== DO THIS ==
Using the records below, report how many lines hold "played", with no extra text.

== WORKING DATA ==
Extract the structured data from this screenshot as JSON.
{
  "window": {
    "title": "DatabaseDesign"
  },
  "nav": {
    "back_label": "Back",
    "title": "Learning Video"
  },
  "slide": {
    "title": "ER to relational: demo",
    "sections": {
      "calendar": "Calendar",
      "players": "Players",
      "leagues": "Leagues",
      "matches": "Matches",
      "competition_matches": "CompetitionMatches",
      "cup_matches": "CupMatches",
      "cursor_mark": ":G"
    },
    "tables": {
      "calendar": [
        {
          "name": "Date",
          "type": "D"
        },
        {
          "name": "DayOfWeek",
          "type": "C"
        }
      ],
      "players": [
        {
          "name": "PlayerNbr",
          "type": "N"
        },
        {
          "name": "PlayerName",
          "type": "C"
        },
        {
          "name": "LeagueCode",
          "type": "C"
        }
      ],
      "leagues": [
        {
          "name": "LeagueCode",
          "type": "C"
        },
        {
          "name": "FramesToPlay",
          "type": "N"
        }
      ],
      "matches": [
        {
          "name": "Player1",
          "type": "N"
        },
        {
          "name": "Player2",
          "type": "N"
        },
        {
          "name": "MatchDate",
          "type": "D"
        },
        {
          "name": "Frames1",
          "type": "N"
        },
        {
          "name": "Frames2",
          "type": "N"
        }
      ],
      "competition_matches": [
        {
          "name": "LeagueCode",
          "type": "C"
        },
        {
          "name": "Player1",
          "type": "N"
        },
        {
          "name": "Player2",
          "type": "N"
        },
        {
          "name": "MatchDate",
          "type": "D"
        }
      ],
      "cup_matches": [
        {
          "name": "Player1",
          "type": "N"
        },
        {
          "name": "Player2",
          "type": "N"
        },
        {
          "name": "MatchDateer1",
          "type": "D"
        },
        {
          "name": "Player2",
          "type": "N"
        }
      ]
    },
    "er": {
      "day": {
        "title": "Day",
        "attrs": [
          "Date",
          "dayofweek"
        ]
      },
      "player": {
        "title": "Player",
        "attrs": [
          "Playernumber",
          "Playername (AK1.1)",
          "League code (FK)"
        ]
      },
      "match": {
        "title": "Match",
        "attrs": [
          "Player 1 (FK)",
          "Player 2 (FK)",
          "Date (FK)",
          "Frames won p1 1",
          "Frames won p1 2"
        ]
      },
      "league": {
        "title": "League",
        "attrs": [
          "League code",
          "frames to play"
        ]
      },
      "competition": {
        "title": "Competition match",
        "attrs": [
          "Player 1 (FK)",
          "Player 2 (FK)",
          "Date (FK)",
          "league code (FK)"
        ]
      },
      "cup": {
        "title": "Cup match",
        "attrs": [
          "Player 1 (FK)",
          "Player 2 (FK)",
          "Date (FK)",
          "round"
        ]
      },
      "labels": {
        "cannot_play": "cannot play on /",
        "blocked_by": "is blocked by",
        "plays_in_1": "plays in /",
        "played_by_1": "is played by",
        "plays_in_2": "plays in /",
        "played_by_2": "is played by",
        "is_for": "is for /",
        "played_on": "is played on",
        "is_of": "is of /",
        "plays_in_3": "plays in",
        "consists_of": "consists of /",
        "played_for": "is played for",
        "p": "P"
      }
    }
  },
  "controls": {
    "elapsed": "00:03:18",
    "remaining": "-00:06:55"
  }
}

== TASK RESPONSE ==
4